» **Aim**
Say how many lines in the records include the string "Headers", adding no other words.

(Stored entries)
++++++

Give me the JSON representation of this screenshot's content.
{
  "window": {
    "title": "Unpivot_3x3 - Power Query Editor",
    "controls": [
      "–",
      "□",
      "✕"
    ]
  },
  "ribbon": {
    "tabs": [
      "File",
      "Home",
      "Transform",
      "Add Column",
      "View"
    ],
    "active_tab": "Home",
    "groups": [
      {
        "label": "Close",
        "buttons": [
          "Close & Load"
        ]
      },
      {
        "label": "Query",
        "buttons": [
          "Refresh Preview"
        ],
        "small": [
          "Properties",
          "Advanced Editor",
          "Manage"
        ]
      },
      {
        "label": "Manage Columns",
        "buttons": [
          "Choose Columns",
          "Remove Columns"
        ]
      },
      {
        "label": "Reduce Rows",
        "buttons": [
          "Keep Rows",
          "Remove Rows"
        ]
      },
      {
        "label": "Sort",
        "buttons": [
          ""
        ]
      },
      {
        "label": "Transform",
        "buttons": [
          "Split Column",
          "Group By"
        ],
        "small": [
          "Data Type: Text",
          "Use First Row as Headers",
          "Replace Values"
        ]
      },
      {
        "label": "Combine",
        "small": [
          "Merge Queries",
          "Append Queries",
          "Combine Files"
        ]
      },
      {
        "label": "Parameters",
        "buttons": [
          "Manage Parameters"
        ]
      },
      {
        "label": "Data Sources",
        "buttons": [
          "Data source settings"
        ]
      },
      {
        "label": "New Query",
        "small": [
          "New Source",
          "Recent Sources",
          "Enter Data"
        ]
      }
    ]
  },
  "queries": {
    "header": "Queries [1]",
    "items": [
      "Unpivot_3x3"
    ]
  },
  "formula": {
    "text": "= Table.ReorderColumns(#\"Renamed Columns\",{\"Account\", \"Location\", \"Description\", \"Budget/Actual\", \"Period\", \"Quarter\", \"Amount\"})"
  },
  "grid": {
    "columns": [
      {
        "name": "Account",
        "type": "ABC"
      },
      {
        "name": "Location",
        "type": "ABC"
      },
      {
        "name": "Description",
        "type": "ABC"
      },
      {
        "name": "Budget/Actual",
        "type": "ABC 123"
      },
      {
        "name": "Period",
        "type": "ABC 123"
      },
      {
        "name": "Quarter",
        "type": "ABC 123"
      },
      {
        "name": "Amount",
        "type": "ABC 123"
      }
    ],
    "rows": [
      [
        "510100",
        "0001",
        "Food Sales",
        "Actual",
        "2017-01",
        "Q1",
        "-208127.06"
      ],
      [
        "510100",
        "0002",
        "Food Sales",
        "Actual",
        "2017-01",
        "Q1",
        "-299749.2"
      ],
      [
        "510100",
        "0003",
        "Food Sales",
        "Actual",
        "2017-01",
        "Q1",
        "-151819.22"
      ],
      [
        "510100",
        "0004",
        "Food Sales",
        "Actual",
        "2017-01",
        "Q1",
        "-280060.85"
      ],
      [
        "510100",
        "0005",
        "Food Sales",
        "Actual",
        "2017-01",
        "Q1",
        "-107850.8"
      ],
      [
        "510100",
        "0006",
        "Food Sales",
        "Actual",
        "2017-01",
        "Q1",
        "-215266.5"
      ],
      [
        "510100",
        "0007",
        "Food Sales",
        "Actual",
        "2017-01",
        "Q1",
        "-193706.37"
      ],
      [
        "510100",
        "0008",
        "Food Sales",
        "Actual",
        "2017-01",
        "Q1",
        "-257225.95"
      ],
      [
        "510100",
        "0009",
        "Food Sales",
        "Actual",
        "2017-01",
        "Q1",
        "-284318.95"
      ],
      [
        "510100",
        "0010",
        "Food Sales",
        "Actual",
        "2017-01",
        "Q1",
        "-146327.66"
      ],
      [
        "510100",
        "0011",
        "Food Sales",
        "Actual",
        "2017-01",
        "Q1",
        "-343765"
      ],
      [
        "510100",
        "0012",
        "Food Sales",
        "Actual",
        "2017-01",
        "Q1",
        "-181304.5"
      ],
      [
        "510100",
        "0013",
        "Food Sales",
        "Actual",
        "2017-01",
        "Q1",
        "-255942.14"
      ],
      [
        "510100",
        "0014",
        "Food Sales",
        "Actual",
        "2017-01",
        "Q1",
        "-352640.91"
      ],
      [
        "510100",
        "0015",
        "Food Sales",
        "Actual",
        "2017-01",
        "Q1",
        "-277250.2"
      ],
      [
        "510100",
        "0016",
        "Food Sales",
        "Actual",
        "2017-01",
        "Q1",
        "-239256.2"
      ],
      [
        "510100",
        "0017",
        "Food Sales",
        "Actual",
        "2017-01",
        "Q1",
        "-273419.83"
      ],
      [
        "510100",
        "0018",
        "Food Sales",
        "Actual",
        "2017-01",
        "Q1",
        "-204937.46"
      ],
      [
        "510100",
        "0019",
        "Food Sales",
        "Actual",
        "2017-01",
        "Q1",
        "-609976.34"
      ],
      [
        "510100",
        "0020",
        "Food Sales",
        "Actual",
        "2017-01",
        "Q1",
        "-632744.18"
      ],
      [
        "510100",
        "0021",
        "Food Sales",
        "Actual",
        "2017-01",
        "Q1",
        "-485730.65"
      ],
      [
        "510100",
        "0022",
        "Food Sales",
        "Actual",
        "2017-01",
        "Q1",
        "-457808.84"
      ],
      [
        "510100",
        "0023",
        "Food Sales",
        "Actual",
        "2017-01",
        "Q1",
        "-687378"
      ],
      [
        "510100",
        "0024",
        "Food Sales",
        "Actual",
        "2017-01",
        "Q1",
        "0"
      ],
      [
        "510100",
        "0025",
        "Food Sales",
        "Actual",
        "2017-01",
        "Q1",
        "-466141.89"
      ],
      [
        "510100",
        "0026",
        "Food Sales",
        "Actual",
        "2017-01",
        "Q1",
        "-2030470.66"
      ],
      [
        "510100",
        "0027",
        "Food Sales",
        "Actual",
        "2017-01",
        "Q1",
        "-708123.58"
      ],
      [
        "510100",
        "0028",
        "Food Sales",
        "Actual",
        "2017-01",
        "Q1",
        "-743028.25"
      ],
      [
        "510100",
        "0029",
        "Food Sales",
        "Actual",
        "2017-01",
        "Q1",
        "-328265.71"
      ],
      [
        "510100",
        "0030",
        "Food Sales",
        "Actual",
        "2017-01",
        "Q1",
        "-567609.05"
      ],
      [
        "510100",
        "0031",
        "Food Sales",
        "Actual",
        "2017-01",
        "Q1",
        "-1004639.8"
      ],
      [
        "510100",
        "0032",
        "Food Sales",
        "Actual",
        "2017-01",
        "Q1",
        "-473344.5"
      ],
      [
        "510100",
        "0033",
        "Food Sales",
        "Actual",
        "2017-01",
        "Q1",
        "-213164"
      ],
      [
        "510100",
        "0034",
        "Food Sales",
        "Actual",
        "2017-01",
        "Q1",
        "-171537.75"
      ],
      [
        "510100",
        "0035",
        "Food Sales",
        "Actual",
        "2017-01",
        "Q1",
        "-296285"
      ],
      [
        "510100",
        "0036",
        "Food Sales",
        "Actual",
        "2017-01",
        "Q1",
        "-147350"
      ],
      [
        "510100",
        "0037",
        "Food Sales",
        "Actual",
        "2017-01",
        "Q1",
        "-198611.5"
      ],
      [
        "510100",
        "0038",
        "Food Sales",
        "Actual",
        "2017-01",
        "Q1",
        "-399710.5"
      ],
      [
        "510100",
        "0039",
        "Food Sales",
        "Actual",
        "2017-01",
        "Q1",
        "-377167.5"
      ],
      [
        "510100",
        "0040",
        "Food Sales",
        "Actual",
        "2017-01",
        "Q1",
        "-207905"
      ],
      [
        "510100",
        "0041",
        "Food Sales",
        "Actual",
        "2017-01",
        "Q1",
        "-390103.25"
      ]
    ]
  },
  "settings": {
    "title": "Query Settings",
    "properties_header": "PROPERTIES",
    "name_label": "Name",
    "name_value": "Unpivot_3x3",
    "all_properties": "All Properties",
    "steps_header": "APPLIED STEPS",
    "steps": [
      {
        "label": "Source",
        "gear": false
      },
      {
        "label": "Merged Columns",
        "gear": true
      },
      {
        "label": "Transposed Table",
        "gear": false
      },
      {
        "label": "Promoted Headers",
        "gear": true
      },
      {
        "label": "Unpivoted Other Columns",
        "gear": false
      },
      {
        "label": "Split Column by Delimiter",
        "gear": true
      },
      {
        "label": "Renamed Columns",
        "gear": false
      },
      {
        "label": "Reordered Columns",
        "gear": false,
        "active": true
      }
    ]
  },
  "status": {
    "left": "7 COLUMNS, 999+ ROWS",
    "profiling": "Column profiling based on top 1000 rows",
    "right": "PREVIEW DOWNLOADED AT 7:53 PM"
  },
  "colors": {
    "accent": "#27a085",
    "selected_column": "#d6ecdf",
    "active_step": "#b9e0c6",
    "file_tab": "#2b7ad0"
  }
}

++++++

» **Response below**
2